Aim of the exercise :: Quote, without change, all of the lines that follow.

(Collected data entries)

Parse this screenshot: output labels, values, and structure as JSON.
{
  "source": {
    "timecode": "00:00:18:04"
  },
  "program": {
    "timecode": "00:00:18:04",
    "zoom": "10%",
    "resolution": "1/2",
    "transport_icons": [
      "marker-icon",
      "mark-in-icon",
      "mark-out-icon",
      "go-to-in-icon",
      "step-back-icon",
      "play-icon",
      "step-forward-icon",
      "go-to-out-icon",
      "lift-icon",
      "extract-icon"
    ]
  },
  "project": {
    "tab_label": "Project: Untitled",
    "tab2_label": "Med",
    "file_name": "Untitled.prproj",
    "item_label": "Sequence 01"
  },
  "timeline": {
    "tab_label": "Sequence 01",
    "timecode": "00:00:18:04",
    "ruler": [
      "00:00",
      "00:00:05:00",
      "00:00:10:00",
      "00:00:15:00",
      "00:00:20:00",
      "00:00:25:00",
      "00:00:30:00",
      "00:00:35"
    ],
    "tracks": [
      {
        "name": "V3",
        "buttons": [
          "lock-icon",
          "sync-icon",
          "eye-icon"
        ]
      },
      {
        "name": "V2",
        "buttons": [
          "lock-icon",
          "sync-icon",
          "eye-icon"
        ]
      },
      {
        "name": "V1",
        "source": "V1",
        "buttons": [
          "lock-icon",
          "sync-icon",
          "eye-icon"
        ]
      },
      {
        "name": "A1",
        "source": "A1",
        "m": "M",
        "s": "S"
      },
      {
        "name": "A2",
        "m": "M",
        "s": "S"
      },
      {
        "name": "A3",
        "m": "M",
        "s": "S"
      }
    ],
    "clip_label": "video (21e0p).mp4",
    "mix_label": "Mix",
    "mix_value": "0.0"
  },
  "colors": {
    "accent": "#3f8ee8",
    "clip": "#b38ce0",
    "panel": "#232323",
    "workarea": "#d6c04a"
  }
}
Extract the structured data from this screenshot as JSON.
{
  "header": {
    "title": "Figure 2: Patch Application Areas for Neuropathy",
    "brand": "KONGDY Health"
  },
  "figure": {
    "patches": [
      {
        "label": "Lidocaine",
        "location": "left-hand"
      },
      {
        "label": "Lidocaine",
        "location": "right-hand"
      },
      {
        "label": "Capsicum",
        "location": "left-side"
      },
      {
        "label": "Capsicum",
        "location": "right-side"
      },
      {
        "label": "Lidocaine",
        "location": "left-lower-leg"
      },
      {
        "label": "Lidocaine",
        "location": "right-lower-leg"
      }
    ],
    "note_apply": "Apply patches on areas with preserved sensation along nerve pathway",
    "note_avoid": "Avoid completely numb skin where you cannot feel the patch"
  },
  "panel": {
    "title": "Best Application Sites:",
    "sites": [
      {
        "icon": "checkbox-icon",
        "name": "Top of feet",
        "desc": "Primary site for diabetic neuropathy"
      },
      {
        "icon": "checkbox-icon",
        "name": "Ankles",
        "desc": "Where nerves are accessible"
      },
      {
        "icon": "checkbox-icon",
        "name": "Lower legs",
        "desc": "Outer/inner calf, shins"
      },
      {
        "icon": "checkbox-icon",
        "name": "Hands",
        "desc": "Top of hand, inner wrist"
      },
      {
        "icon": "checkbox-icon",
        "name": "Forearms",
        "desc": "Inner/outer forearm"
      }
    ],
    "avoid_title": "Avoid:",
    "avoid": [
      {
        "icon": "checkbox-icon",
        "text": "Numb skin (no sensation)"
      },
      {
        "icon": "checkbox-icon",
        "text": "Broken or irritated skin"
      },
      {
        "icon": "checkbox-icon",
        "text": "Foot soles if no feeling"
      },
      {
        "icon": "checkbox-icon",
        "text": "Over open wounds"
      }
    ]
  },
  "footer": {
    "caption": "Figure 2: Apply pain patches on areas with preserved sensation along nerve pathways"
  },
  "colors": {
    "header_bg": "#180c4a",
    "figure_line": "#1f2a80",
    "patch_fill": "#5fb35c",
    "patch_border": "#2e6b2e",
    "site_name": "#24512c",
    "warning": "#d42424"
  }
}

Output ::
Parse this screenshot: output labels, values, and structure as JSON.
{
  "source": {
    "timecode": "00:00:18:04"
  },
  "program": {
    "timecode": "00:00:18:04",
    "zoom": "10%",
    "resolution": "1/2",
    "transport_icons": [
      "marker-icon",
      "mark-in-icon",
      "mark-out-icon",
      "go-to-in-icon",
      "step-back-icon",
      "play-icon",
      "step-forward-icon",
      "go-to-out-icon",
      "lift-icon",
      "extract-icon"
    ]
  },
  "project": {
    "tab_label": "Project: Untitled",
    "tab2_label": "Med",
    "file_name": "Untitled.prproj",
    "item_label": "Sequence 01"
  },
  "timeline": {
    "tab_label": "Sequence 01",
    "timecode": "00:00:18:04",
    "ruler": [
      "00:00",
      "00:00:05:00",
      "00:00:10:00",
      "00:00:15:00",
      "00:00:20:00",
      "00:00:25:00",
      "00:00:30:00",
      "00:00:35"
    ],
    "tracks": [
      {
        "name": "V3",
        "buttons": [
          "lock-icon",
          "sync-icon",
          "eye-icon"
        ]
      },
      {
        "name": "V2",
        "buttons": [
          "lock-icon",
          "sync-icon",
          "eye-icon"
        ]
      },
      {
        "name": "V1",
        "source": "V1",
        "buttons": [
          "lock-icon",
          "sync-icon",
          "eye-icon"
        ]
      },
      {
        "name": "A1",
        "source": "A1",
        "m": "M",
        "s": "S"
      },
      {
        "name": "A2",
        "m": "M",
        "s": "S"
      },
      {
        "name": "A3",
        "m": "M",
        "s": "S"
      }
    ],
    "clip_label": "video (21e0p).mp4",
    "mix_label": "Mix",
    "mix_value": "0.0"
  },
  "colors": {
    "accent": "#3f8ee8",
    "clip": "#b38ce0",
    "panel": "#232323",
    "workarea": "#d6c04a"
  }
}
Extract the structured data from this screenshot as JSON.
{
  "header": {
    "title": "Figure 2: Patch Application Areas for Neuropathy",
    "brand": "KONGDY Health"
  },
  "figure": {
    "patches": [
      {
        "label": "Lidocaine",
        "location": "left-hand"
      },
      {
        "label": "Lidocaine",
        "location": "right-hand"
      },
      {
        "label": "Capsicum",
        "location": "left-side"
      },
      {
        "label": "Capsicum",
        "location": "right-side"
      },
      {
        "label": "Lidocaine",
        "location": "left-lower-leg"
      },
      {
        "label": "Lidocaine",
        "location": "right-lower-leg"
      }
    ],
    "note_apply": "Apply patches on areas with preserved sensation along nerve pathway",
    "note_avoid": "Avoid completely numb skin where you cannot feel the patch"
  },
  "panel": {
    "title": "Best Application Sites:",
    "sites": [
      {
        "icon": "checkbox-icon",
        "name": "Top of feet",
        "desc": "Primary site for diabetic neuropathy"
      },
      {
        "icon": "checkbox-icon",
        "name": "Ankles",
        "desc": "Where nerves are accessible"
      },
      {
        "icon": "checkbox-icon",
        "name": "Lower legs",
        "desc": "Outer/inner calf, shins"
      },
      {
        "icon": "checkbox-icon",
        "name": "Hands",
        "desc": "Top of hand, inner wrist"
      },
      {
        "icon": "checkbox-icon",
        "name": "Forearms",
        "desc": "Inner/outer forearm"
      }
    ],
    "avoid_title": "Avoid:",
    "avoid": [
      {
        "icon": "checkbox-icon",
        "text": "Numb skin (no sensation)"
      },
      {
        "icon": "checkbox-icon",
        "text": "Broken or irritated skin"
      },
      {
        "icon": "checkbox-icon",
        "text": "Foot soles if no feeling"
      },
      {
        "icon": "checkbox-icon",
        "text": "Over open wounds"
      }
    ]
  },
  "footer": {
    "caption": "Figure 2: Apply pain patches on areas with preserved sensation along nerve pathways"
  },
  "colors": {
    "header_bg": "#180c4a",
    "figure_line": "#1f2a80",
    "patch_fill": "#5fb35c",
    "patch_border": "#2e6b2e",
    "site_name": "#24512c",
    "warning": "#d42424"
  }
}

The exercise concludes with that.